- _Goal of the exercise_: Filter for the word "раздела" and keep each matching line.

- _Input_:
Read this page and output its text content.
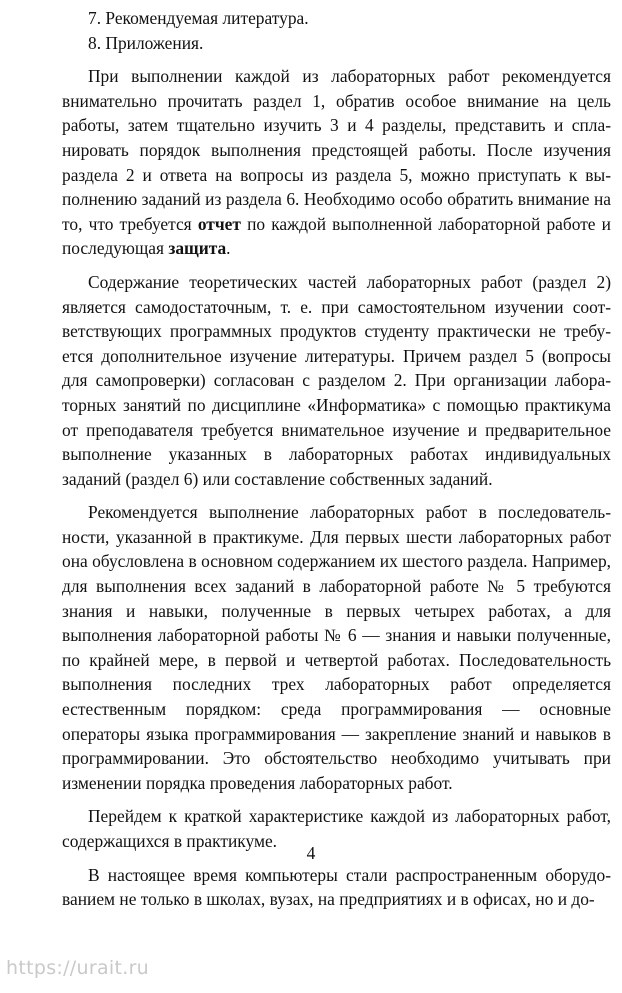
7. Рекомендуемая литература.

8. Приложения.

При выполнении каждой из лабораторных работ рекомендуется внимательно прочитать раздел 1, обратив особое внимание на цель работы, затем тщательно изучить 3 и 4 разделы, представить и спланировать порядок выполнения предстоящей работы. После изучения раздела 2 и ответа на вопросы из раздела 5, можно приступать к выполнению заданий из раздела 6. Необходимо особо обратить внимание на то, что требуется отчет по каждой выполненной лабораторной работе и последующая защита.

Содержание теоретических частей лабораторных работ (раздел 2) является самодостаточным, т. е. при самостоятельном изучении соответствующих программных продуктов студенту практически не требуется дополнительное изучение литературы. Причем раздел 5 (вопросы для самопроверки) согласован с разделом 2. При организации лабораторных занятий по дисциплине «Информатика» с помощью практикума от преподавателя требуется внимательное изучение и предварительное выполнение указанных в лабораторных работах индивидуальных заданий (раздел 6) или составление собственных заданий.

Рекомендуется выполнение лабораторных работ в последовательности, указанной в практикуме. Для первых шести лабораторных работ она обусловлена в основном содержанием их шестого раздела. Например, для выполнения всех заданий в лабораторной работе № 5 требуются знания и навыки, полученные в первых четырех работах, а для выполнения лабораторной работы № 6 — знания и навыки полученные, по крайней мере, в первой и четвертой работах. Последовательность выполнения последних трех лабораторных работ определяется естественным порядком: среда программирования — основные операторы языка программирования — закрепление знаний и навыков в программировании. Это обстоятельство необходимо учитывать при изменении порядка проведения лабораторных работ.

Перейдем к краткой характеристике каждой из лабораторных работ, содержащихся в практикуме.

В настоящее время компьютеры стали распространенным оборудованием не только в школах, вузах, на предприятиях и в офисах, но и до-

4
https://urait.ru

---

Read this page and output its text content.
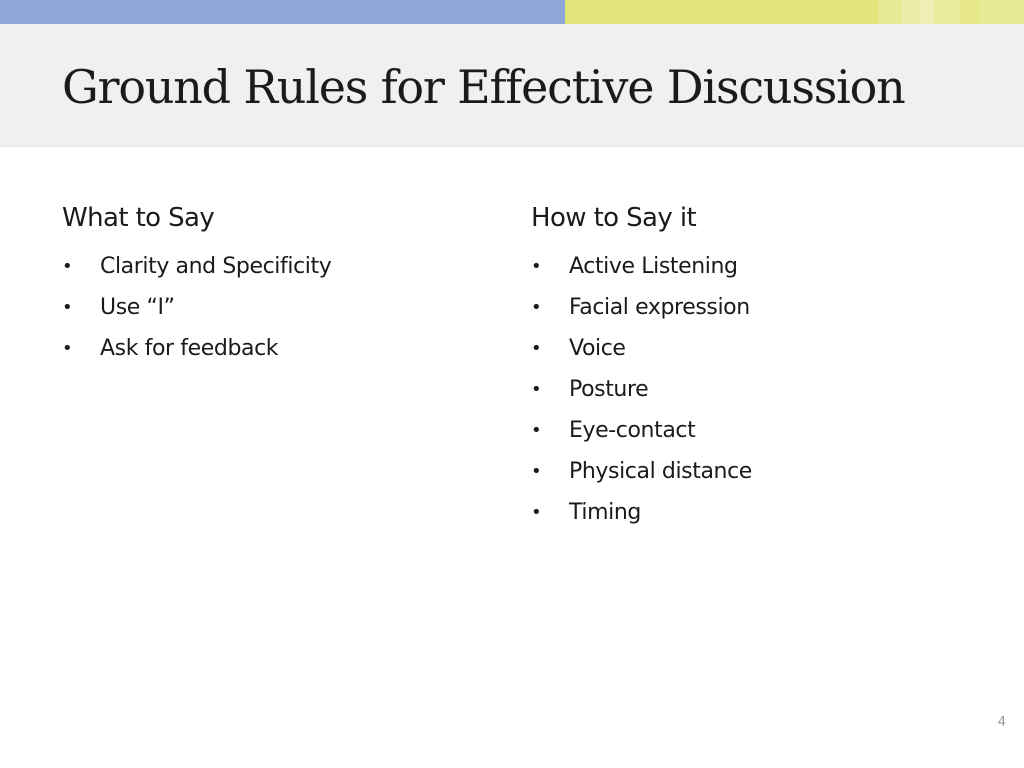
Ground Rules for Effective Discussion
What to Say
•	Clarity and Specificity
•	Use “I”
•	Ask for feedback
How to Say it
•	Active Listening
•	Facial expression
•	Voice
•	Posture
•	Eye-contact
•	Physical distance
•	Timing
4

- _Task solution_:
При выполнении каждой из лабораторных работ рекомендуется внимательно прочитать раздел 1, обратив особое внимание на цель работы, затем тщательно изучить 3 и 4 разделы, представить и спланировать порядок выполнения предстоящей работы. После изучения раздела 2 и ответа на вопросы из раздела 5, можно приступать к выполнению заданий из раздела 6. Необходимо особо обратить внимание на то, что требуется отчет по каждой выполненной лабораторной работе и последующая защита.
Рекомендуется выполнение лабораторных работ в последовательности, указанной в практикуме. Для первых шести лабораторных работ она обусловлена в основном содержанием их шестого раздела. Например, для выполнения всех заданий в лабораторной работе № 5 требуются знания и навыки, полученные в первых четырех работах, а для выполнения лабораторной работы № 6 — знания и навыки полученные, по крайней мере, в первой и четвертой работах. Последовательность выполнения последних трех лабораторных работ определяется естественным порядком: среда программирования — основные операторы языка программирования — закрепление знаний и навыков в программировании. Это обстоятельство необходимо учитывать при изменении порядка проведения лабораторных работ.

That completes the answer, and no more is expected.